Stored items
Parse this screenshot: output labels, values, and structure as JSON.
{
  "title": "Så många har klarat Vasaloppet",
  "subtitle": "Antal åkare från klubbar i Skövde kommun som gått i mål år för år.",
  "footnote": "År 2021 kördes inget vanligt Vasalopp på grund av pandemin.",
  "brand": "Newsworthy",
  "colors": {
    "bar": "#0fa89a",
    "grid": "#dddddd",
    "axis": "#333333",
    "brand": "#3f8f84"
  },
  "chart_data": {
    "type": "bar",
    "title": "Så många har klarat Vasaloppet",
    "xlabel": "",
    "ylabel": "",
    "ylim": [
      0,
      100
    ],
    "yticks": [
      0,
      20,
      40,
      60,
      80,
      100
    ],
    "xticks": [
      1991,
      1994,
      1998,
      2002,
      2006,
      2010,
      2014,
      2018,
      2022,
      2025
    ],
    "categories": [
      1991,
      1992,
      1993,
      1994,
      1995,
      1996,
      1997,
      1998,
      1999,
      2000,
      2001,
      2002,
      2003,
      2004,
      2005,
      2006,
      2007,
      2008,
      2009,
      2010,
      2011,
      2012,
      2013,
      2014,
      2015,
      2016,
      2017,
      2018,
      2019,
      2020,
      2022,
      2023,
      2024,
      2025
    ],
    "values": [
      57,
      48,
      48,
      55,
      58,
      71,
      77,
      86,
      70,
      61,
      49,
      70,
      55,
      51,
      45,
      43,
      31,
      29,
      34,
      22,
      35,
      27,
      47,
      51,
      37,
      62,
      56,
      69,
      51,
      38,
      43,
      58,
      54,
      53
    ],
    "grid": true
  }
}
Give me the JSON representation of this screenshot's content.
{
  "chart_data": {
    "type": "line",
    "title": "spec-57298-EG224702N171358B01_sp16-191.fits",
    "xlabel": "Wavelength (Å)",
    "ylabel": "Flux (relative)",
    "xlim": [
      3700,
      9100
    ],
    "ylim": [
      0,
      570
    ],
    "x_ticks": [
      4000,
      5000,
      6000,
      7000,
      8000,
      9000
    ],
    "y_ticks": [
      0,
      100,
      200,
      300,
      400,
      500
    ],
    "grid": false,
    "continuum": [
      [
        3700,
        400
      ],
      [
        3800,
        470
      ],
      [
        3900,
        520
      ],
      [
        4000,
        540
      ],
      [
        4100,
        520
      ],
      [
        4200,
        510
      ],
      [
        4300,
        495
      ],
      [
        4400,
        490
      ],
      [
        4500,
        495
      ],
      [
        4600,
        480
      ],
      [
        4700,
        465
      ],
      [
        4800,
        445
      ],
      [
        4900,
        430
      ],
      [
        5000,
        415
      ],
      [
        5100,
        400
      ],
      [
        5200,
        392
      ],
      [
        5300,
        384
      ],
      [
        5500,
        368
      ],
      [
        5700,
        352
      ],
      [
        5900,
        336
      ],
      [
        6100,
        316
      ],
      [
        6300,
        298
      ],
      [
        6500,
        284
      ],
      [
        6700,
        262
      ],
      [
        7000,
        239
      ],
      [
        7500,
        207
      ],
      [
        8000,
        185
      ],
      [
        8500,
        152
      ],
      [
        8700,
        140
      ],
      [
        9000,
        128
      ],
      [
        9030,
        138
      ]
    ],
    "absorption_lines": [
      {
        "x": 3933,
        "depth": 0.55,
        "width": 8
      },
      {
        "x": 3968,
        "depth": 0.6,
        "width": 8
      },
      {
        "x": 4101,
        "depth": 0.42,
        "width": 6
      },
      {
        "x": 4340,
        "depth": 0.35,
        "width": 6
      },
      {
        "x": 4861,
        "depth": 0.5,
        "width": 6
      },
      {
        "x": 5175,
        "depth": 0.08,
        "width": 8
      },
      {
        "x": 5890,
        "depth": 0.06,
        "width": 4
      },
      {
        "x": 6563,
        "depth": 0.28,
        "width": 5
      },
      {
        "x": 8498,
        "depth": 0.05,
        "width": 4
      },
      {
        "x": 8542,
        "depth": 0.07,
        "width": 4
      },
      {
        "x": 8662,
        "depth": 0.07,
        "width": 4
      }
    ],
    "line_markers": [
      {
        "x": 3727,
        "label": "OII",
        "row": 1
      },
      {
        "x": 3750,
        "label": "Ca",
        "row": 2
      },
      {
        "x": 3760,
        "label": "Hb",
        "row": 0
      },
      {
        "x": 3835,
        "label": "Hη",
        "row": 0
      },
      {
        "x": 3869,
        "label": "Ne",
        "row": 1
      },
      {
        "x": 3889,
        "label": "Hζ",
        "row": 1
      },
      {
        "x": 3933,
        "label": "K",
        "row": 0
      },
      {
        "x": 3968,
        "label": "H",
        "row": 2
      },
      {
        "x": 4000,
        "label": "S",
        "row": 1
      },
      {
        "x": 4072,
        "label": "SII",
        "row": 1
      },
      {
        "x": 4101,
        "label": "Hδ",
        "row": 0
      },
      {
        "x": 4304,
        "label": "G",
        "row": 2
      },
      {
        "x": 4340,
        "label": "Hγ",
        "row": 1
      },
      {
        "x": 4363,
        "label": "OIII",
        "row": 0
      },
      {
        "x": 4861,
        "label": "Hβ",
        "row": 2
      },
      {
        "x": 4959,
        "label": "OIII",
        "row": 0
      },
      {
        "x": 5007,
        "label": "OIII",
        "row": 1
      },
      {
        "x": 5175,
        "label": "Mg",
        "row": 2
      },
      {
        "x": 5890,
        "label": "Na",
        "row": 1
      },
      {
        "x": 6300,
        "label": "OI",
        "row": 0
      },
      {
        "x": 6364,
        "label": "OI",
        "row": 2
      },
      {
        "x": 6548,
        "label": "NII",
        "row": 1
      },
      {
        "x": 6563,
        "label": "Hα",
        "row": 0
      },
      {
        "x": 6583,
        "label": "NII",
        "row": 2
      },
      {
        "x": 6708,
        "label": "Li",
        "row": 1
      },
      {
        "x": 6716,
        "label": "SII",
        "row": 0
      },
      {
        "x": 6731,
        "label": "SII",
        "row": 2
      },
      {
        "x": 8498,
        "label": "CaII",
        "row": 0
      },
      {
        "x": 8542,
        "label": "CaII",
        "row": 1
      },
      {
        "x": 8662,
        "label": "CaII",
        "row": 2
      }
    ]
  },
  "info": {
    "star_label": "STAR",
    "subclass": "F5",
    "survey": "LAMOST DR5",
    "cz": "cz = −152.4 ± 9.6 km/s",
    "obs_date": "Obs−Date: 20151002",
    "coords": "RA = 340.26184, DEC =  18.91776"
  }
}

* TASK OBJECTIVE
Count how many lines above include the word "values" and answer with that figure only.

* FINISHED EXERCISE
2